• [Task to carry out]: Under this task are some entries; return every one of them exactly.

• [Rows from a dataset]:
• • • •

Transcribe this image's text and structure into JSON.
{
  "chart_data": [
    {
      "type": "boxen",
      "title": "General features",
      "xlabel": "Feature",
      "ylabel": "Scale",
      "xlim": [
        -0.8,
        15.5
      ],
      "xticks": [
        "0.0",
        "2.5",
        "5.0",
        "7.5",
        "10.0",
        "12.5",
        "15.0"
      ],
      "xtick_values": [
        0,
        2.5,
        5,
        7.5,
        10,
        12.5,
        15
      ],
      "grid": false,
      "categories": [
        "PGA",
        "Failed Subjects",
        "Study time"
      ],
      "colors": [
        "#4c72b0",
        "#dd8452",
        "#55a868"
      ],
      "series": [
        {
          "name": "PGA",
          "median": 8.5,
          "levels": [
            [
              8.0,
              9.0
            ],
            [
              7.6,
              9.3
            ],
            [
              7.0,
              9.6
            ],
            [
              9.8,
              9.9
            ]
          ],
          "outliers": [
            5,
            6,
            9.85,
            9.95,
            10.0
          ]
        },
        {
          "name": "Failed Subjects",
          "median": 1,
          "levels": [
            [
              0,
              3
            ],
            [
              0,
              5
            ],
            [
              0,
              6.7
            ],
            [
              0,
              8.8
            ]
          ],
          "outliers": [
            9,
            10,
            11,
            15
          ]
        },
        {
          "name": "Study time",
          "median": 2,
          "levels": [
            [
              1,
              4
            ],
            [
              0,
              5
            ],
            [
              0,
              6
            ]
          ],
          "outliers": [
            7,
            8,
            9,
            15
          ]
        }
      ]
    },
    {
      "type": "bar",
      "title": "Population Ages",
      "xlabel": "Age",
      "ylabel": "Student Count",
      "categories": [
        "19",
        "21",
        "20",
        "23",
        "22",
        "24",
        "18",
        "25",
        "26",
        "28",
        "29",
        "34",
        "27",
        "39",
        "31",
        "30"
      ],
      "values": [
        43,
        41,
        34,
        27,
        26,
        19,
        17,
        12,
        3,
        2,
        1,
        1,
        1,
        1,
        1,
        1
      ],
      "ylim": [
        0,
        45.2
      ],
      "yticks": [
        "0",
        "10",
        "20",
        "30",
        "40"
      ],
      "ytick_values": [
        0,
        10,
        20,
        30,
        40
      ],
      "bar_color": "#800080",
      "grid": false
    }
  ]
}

• • • •

• [Solution for this exercise]:
Transcribe this image's text and structure into JSON.
{
  "chart_data": [
    {
      "type": "boxen",
      "title": "General features",
      "xlabel": "Feature",
      "ylabel": "Scale",
      "xlim": [
        -0.8,
        15.5
      ],
      "xticks": [
        "0.0",
        "2.5",
        "5.0",
        "7.5",
        "10.0",
        "12.5",
        "15.0"
      ],
      "xtick_values": [
        0,
        2.5,
        5,
        7.5,
        10,
        12.5,
        15
      ],
      "grid": false,
      "categories": [
        "PGA",
        "Failed Subjects",
        "Study time"
      ],
      "colors": [
        "#4c72b0",
        "#dd8452",
        "#55a868"
      ],
      "series": [
        {
          "name": "PGA",
          "median": 8.5,
          "levels": [
            [
              8.0,
              9.0
            ],
            [
              7.6,
              9.3
            ],
            [
              7.0,
              9.6
            ],
            [
              9.8,
              9.9
            ]
          ],
          "outliers": [
            5,
            6,
            9.85,
            9.95,
            10.0
          ]
        },
        {
          "name": "Failed Subjects",
          "median": 1,
          "levels": [
            [
              0,
              3
            ],
            [
              0,
              5
            ],
            [
              0,
              6.7
            ],
            [
              0,
              8.8
            ]
          ],
          "outliers": [
            9,
            10,
            11,
            15
          ]
        },
        {
          "name": "Study time",
          "median": 2,
          "levels": [
            [
              1,
              4
            ],
            [
              0,
              5
            ],
            [
              0,
              6
            ]
          ],
          "outliers": [
            7,
            8,
            9,
            15
          ]
        }
      ]
    },
    {
      "type": "bar",
      "title": "Population Ages",
      "xlabel": "Age",
      "ylabel": "Student Count",
      "categories": [
        "19",
        "21",
        "20",
        "23",
        "22",
        "24",
        "18",
        "25",
        "26",
        "28",
        "29",
        "34",
        "27",
        "39",
        "31",
        "30"
      ],
      "values": [
        43,
        41,
        34,
        27,
        26,
        19,
        17,
        12,
        3,
        2,
        1,
        1,
        1,
        1,
        1,
        1
      ],
      "ylim": [
        0,
        45.2
      ],
      "yticks": [
        "0",
        "10",
        "20",
        "30",
        "40"
      ],
      "ytick_values": [
        0,
        10,
        20,
        30,
        40
      ],
      "bar_color": "#800080",
      "grid": false
    }
  ]
}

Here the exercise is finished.